▶ **MATERIAL FOR THIS EXERCISE**:
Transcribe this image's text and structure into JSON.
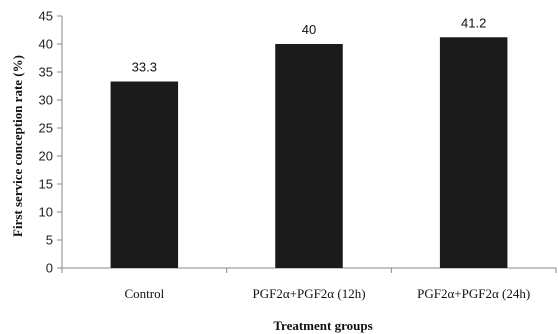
{
  "chart_data": {
    "type": "bar",
    "categories": [
      "Control",
      "PGF2α+PGF2α (12h)",
      "PGF2α+PGF2α (24h)"
    ],
    "values": [
      33.3,
      40,
      41.2
    ],
    "data_labels": [
      "33.3",
      "40",
      "41.2"
    ],
    "xlabel": "Treatment groups",
    "ylabel": "First service conception rate (%)",
    "ylim": [
      0,
      45
    ],
    "yticks": [
      0,
      5,
      10,
      15,
      20,
      25,
      30,
      35,
      40,
      45
    ],
    "grid": false,
    "legend": "none",
    "bar_color": "#1a1a1a"
  }
}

▶ **EXERCISE AIM**: Above are records with pictures; repeat the records exactly and leave the pictures out.

▶ **EXERCISE RESPONSE**:
Transcribe this image's text and structure into JSON.
{
  "chart_data": {
    "type": "bar",
    "categories": [
      "Control",
      "PGF2α+PGF2α (12h)",
      "PGF2α+PGF2α (24h)"
    ],
    "values": [
      33.3,
      40,
      41.2
    ],
    "data_labels": [
      "33.3",
      "40",
      "41.2"
    ],
    "xlabel": "Treatment groups",
    "ylabel": "First service conception rate (%)",
    "ylim": [
      0,
      45
    ],
    "yticks": [
      0,
      5,
      10,
      15,
      20,
      25,
      30,
      35,
      40,
      45
    ],
    "grid": false,
    "legend": "none",
    "bar_color": "#1a1a1a"
  }
}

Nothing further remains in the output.